* Dataset listings of figures:
------------

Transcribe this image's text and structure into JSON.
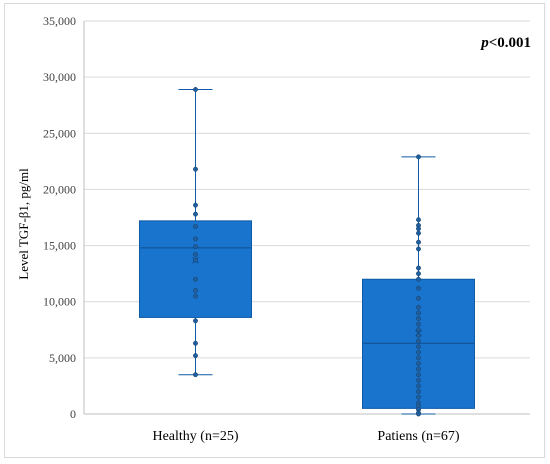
{
  "chart_data": {
    "type": "box",
    "ylabel": "Level TGF-β1, pg/ml",
    "ylim": [
      0,
      35000
    ],
    "yticks": [
      0,
      5000,
      10000,
      15000,
      20000,
      25000,
      30000,
      35000
    ],
    "ytick_labels": [
      "0",
      "5,000",
      "10,000",
      "15,000",
      "20,000",
      "25,000",
      "30,000",
      "35,000"
    ],
    "annotation": {
      "italic": "p",
      "text": "<0.001"
    },
    "grid": true,
    "colors": {
      "box_fill": "#1874cd",
      "box_edge": "#0f5aa6",
      "point": "#1f5f9e",
      "grid": "#d9d9d9"
    },
    "series": [
      {
        "category": "Healthy (n=25)",
        "min": 3500,
        "q1": 8600,
        "median": 14800,
        "q3": 17200,
        "max": 28900,
        "mean": 13700,
        "points": [
          28900,
          21800,
          18600,
          17800,
          16700,
          15600,
          14900,
          14200,
          13700,
          12000,
          11000,
          10500,
          8300,
          6300,
          5200,
          3500
        ]
      },
      {
        "category": "Patiens (n=67)",
        "min": 0,
        "q1": 500,
        "median": 6300,
        "q3": 12000,
        "max": 22900,
        "mean": 7200,
        "points": [
          22900,
          17300,
          16800,
          16500,
          16100,
          15300,
          14700,
          13000,
          12500,
          12000,
          11200,
          10300,
          9500,
          9000,
          8500,
          8000,
          7500,
          7000,
          6500,
          6000,
          5500,
          5000,
          4500,
          4000,
          3500,
          3000,
          2500,
          2000,
          1500,
          1000,
          700,
          400,
          100,
          0
        ]
      }
    ]
  }
}
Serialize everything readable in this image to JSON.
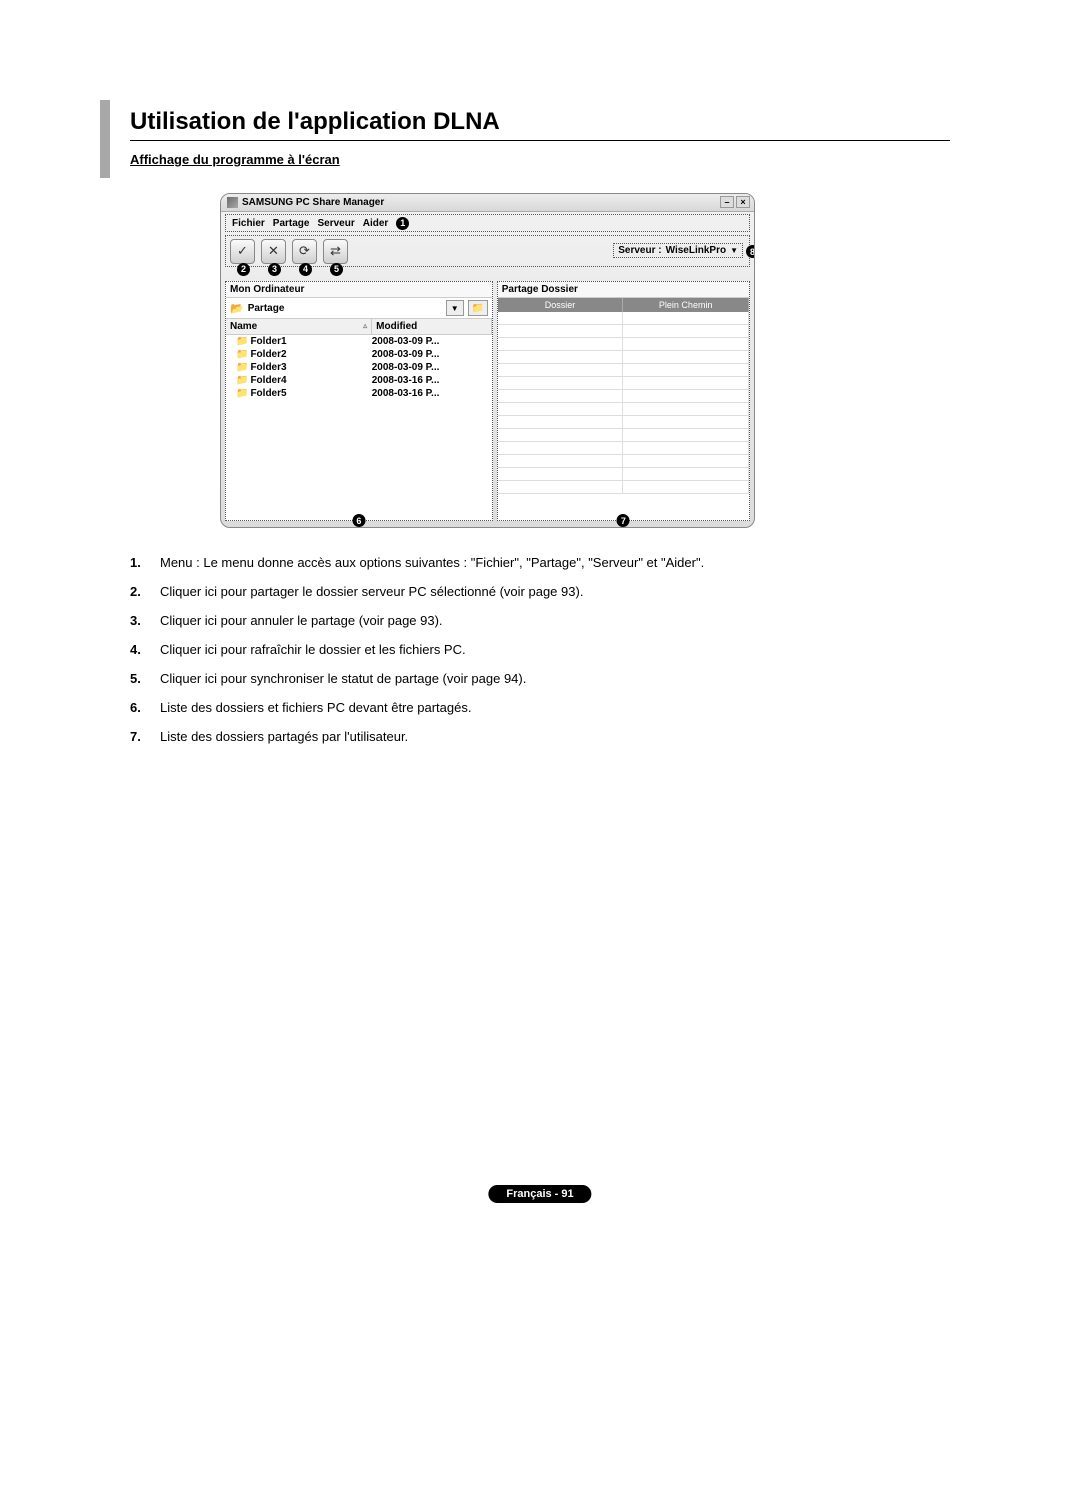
{
  "title": "Utilisation de l'application DLNA",
  "subtitle": "Affichage du programme à l'écran",
  "footer": "Français - 91",
  "window": {
    "title": "SAMSUNG PC Share Manager",
    "menu": {
      "items": [
        "Fichier",
        "Partage",
        "Serveur",
        "Aider"
      ]
    },
    "serveur_label": "Serveur :",
    "serveur_value": "WiseLinkPro",
    "left_panel": {
      "header": "Mon Ordinateur",
      "path": "Partage",
      "col_name": "Name",
      "col_modified": "Modified",
      "folders": [
        {
          "name": "Folder1",
          "modified": "2008-03-09 P..."
        },
        {
          "name": "Folder2",
          "modified": "2008-03-09 P..."
        },
        {
          "name": "Folder3",
          "modified": "2008-03-09 P..."
        },
        {
          "name": "Folder4",
          "modified": "2008-03-16 P..."
        },
        {
          "name": "Folder5",
          "modified": "2008-03-16 P..."
        }
      ]
    },
    "right_panel": {
      "header": "Partage Dossier",
      "col_dossier": "Dossier",
      "col_chemin": "Plein Chemin"
    },
    "callouts": [
      "1",
      "2",
      "3",
      "4",
      "5",
      "6",
      "7",
      "8"
    ]
  },
  "descriptions": [
    "Menu : Le menu donne accès aux options suivantes : \"Fichier\", \"Partage\", \"Serveur\" et \"Aider\".",
    "Cliquer ici pour partager le dossier serveur PC sélectionné (voir page 93).",
    "Cliquer ici pour annuler le partage (voir page 93).",
    "Cliquer ici pour rafraîchir le dossier et les fichiers PC.",
    "Cliquer ici pour synchroniser le statut de partage (voir page 94).",
    "Liste des dossiers et fichiers PC devant être partagés.",
    "Liste des dossiers partagés par l'utilisateur."
  ],
  "colors": {
    "bar": "#a8a8a8",
    "text": "#000000",
    "footer_bg": "#000000",
    "footer_text": "#ffffff"
  }
}
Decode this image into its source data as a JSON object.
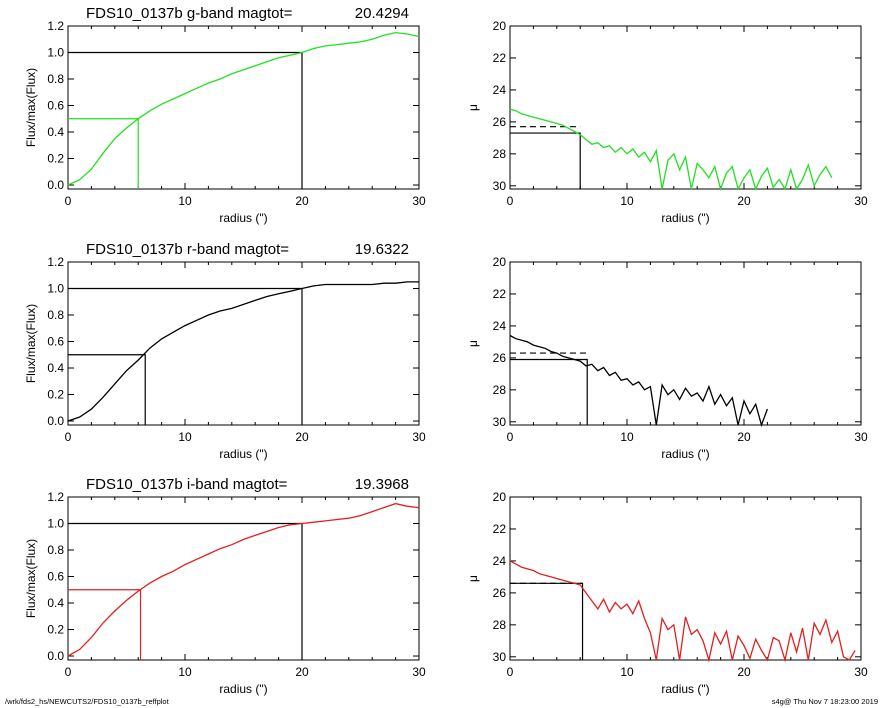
{
  "footer": {
    "path": "/wrk/fds2_hs/NEWCUTS2/FDS10_0137b_reffplot",
    "stamp": "s4g@  Thu Nov  7 18:23:00 2019"
  },
  "colors": {
    "g": "#22e022",
    "r": "#000000",
    "i": "#e02020",
    "axis": "#000000"
  },
  "chart_data": [
    {
      "id": "g-growth",
      "type": "line",
      "title": "FDS10_0137b g-band  magtot=",
      "title_value": "20.4294",
      "xlabel": "radius (\")",
      "ylabel": "Flux/max(Flux)",
      "xlim": [
        0,
        30
      ],
      "ylim": [
        -0.03,
        1.2
      ],
      "xticks": [
        0,
        10,
        20,
        30
      ],
      "yticks": [
        0.0,
        0.2,
        0.4,
        0.6,
        0.8,
        1.0,
        1.2
      ],
      "ytick_labels": [
        "0.0",
        "0.2",
        "0.4",
        "0.6",
        "0.8",
        "1.0",
        "1.2"
      ],
      "color_key": "g",
      "half_light": {
        "x": 6.0,
        "y": 0.5
      },
      "total": {
        "x": 20.0,
        "y": 1.0
      },
      "series": [
        {
          "x": [
            0,
            1,
            2,
            3,
            4,
            5,
            6,
            7,
            8,
            9,
            10,
            11,
            12,
            13,
            14,
            15,
            16,
            17,
            18,
            19,
            20,
            21,
            22,
            23,
            24,
            25,
            26,
            27,
            28,
            29,
            30
          ],
          "y": [
            0.0,
            0.04,
            0.12,
            0.24,
            0.35,
            0.43,
            0.5,
            0.56,
            0.61,
            0.65,
            0.69,
            0.73,
            0.77,
            0.8,
            0.84,
            0.87,
            0.9,
            0.93,
            0.96,
            0.98,
            1.0,
            1.03,
            1.05,
            1.06,
            1.07,
            1.08,
            1.1,
            1.13,
            1.15,
            1.14,
            1.12
          ]
        }
      ]
    },
    {
      "id": "g-profile",
      "type": "line",
      "xlabel": "radius (\")",
      "ylabel": "μ",
      "xlim": [
        0,
        30
      ],
      "ylim": [
        30.2,
        20
      ],
      "inverted_y": true,
      "xticks": [
        0,
        10,
        20,
        30
      ],
      "yticks": [
        20,
        22,
        24,
        26,
        28,
        30
      ],
      "color_key": "g",
      "dashed_level": 26.3,
      "solid_level": 26.7,
      "marker_x": 6.0,
      "series": [
        {
          "x": [
            0,
            0.5,
            1,
            1.5,
            2,
            2.5,
            3,
            3.5,
            4,
            4.5,
            5,
            5.5,
            6,
            6.5,
            7,
            7.5,
            8,
            8.5,
            9,
            9.5,
            10,
            10.5,
            11,
            11.5,
            12,
            12.5,
            13,
            13.5,
            14,
            14.5,
            15,
            15.5,
            16,
            16.5,
            17,
            17.5,
            18,
            18.5,
            19,
            19.5,
            20,
            20.5,
            21,
            21.5,
            22,
            22.5,
            23,
            23.5,
            24,
            24.5,
            25,
            25.5,
            26,
            26.5,
            27,
            27.5
          ],
          "y": [
            25.2,
            25.3,
            25.5,
            25.6,
            25.7,
            25.8,
            25.9,
            26.0,
            26.1,
            26.2,
            26.4,
            26.6,
            26.8,
            27.1,
            27.4,
            27.3,
            27.6,
            27.5,
            27.9,
            27.6,
            28.0,
            27.7,
            28.2,
            27.9,
            28.5,
            27.8,
            30.3,
            28.4,
            28.0,
            29.0,
            28.2,
            30.2,
            28.6,
            29.0,
            29.5,
            28.8,
            30.3,
            29.2,
            28.8,
            30.3,
            29.5,
            29.0,
            30.2,
            29.4,
            28.9,
            30.1,
            29.6,
            30.3,
            29.0,
            30.2,
            29.6,
            28.7,
            30.0,
            29.3,
            28.8,
            29.5
          ]
        }
      ]
    },
    {
      "id": "r-growth",
      "type": "line",
      "title": "FDS10_0137b r-band  magtot=",
      "title_value": "19.6322",
      "xlabel": "radius (\")",
      "ylabel": "Flux/max(Flux)",
      "xlim": [
        0,
        30
      ],
      "ylim": [
        -0.03,
        1.2
      ],
      "xticks": [
        0,
        10,
        20,
        30
      ],
      "yticks": [
        0.0,
        0.2,
        0.4,
        0.6,
        0.8,
        1.0,
        1.2
      ],
      "ytick_labels": [
        "0.0",
        "0.2",
        "0.4",
        "0.6",
        "0.8",
        "1.0",
        "1.2"
      ],
      "color_key": "r",
      "half_light": {
        "x": 6.6,
        "y": 0.5
      },
      "total": {
        "x": 20.0,
        "y": 1.0
      },
      "series": [
        {
          "x": [
            0,
            1,
            2,
            3,
            4,
            5,
            6,
            7,
            8,
            9,
            10,
            11,
            12,
            13,
            14,
            15,
            16,
            17,
            18,
            19,
            20,
            21,
            22,
            23,
            24,
            25,
            26,
            27,
            28,
            29,
            30
          ],
          "y": [
            0.0,
            0.03,
            0.09,
            0.18,
            0.28,
            0.38,
            0.46,
            0.55,
            0.62,
            0.67,
            0.72,
            0.76,
            0.8,
            0.83,
            0.85,
            0.88,
            0.91,
            0.94,
            0.96,
            0.98,
            1.0,
            1.02,
            1.03,
            1.03,
            1.03,
            1.03,
            1.03,
            1.04,
            1.04,
            1.05,
            1.05
          ]
        }
      ]
    },
    {
      "id": "r-profile",
      "type": "line",
      "xlabel": "radius (\")",
      "ylabel": "μ",
      "xlim": [
        0,
        30
      ],
      "ylim": [
        30.2,
        20
      ],
      "inverted_y": true,
      "xticks": [
        0,
        10,
        20,
        30
      ],
      "yticks": [
        20,
        22,
        24,
        26,
        28,
        30
      ],
      "color_key": "r",
      "dashed_level": 25.7,
      "solid_level": 26.1,
      "marker_x": 6.6,
      "series": [
        {
          "x": [
            0,
            0.5,
            1,
            1.5,
            2,
            2.5,
            3,
            3.5,
            4,
            4.5,
            5,
            5.5,
            6,
            6.5,
            7,
            7.5,
            8,
            8.5,
            9,
            9.5,
            10,
            10.5,
            11,
            11.5,
            12,
            12.5,
            13,
            13.5,
            14,
            14.5,
            15,
            15.5,
            16,
            16.5,
            17,
            17.5,
            18,
            18.5,
            19,
            19.5,
            20,
            20.5,
            21,
            21.5,
            22
          ],
          "y": [
            24.6,
            24.8,
            24.9,
            25.0,
            25.2,
            25.3,
            25.4,
            25.6,
            25.7,
            25.9,
            26.0,
            26.1,
            26.2,
            26.5,
            26.4,
            26.8,
            26.6,
            27.1,
            26.9,
            27.4,
            27.3,
            27.7,
            27.5,
            28.0,
            27.8,
            30.3,
            27.7,
            28.3,
            28.0,
            28.6,
            27.9,
            28.4,
            28.2,
            28.7,
            27.8,
            28.9,
            28.3,
            29.0,
            28.5,
            30.3,
            28.7,
            29.5,
            28.9,
            30.2,
            29.2
          ]
        }
      ]
    },
    {
      "id": "i-growth",
      "type": "line",
      "title": "FDS10_0137b i-band  magtot=",
      "title_value": "19.3968",
      "xlabel": "radius (\")",
      "ylabel": "Flux/max(Flux)",
      "xlim": [
        0,
        30
      ],
      "ylim": [
        -0.03,
        1.2
      ],
      "xticks": [
        0,
        10,
        20,
        30
      ],
      "yticks": [
        0.0,
        0.2,
        0.4,
        0.6,
        0.8,
        1.0,
        1.2
      ],
      "ytick_labels": [
        "0.0",
        "0.2",
        "0.4",
        "0.6",
        "0.8",
        "1.0",
        "1.2"
      ],
      "color_key": "i",
      "half_light": {
        "x": 6.2,
        "y": 0.5
      },
      "total": {
        "x": 20.0,
        "y": 1.0
      },
      "series": [
        {
          "x": [
            0,
            1,
            2,
            3,
            4,
            5,
            6,
            7,
            8,
            9,
            10,
            11,
            12,
            13,
            14,
            15,
            16,
            17,
            18,
            19,
            20,
            21,
            22,
            23,
            24,
            25,
            26,
            27,
            28,
            29,
            30
          ],
          "y": [
            0.0,
            0.05,
            0.14,
            0.25,
            0.34,
            0.42,
            0.49,
            0.55,
            0.6,
            0.64,
            0.69,
            0.73,
            0.77,
            0.81,
            0.84,
            0.88,
            0.91,
            0.94,
            0.97,
            0.99,
            1.0,
            1.01,
            1.02,
            1.03,
            1.04,
            1.06,
            1.09,
            1.12,
            1.15,
            1.13,
            1.12
          ]
        }
      ]
    },
    {
      "id": "i-profile",
      "type": "line",
      "xlabel": "radius (\")",
      "ylabel": "μ",
      "xlim": [
        0,
        30
      ],
      "ylim": [
        30.2,
        20
      ],
      "inverted_y": true,
      "xticks": [
        0,
        10,
        20,
        30
      ],
      "yticks": [
        20,
        22,
        24,
        26,
        28,
        30
      ],
      "color_key": "i",
      "dashed_level": 25.4,
      "solid_level": 25.4,
      "marker_x": 6.2,
      "series": [
        {
          "x": [
            0,
            0.5,
            1,
            1.5,
            2,
            2.5,
            3,
            3.5,
            4,
            4.5,
            5,
            5.5,
            6,
            6.5,
            7,
            7.5,
            8,
            8.5,
            9,
            9.5,
            10,
            10.5,
            11,
            11.5,
            12,
            12.5,
            13,
            13.5,
            14,
            14.5,
            15,
            15.5,
            16,
            16.5,
            17,
            17.5,
            18,
            18.5,
            19,
            19.5,
            20,
            20.5,
            21,
            21.5,
            22,
            22.5,
            23,
            23.5,
            24,
            24.5,
            25,
            25.5,
            26,
            26.5,
            27,
            27.5,
            28,
            28.5,
            29,
            29.5
          ],
          "y": [
            24.0,
            24.2,
            24.4,
            24.5,
            24.6,
            24.8,
            24.9,
            25.0,
            25.1,
            25.2,
            25.3,
            25.4,
            25.5,
            26.0,
            26.5,
            27.0,
            26.4,
            27.2,
            26.6,
            27.0,
            26.7,
            27.3,
            26.5,
            27.6,
            28.5,
            30.3,
            27.6,
            28.3,
            28.0,
            30.2,
            27.5,
            28.6,
            28.3,
            29.0,
            30.2,
            28.5,
            29.2,
            28.4,
            30.3,
            28.7,
            29.3,
            30.1,
            28.9,
            29.6,
            30.2,
            28.8,
            29.0,
            30.3,
            28.5,
            29.7,
            28.2,
            30.2,
            27.9,
            28.6,
            27.7,
            29.1,
            28.4,
            30.0,
            30.3,
            29.6
          ]
        }
      ]
    }
  ]
}
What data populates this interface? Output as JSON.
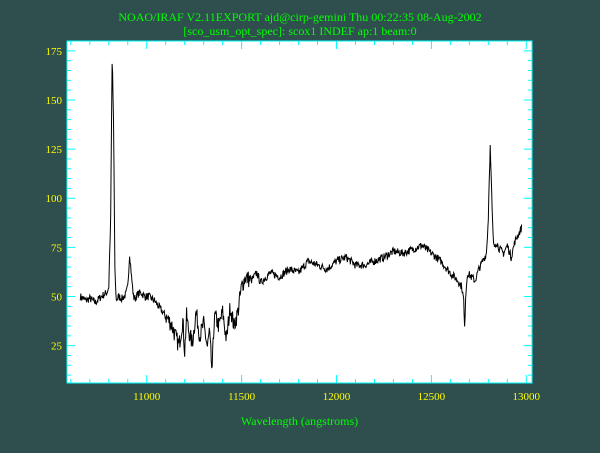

------------

* Directions:
Using the records above, gather all lines where the string "dossiers" is present.

* Expected answer:
    "Liste des dossiers et fichiers PC devant être partagés.",
    "Liste des dossiers partagés par l'utilisateur."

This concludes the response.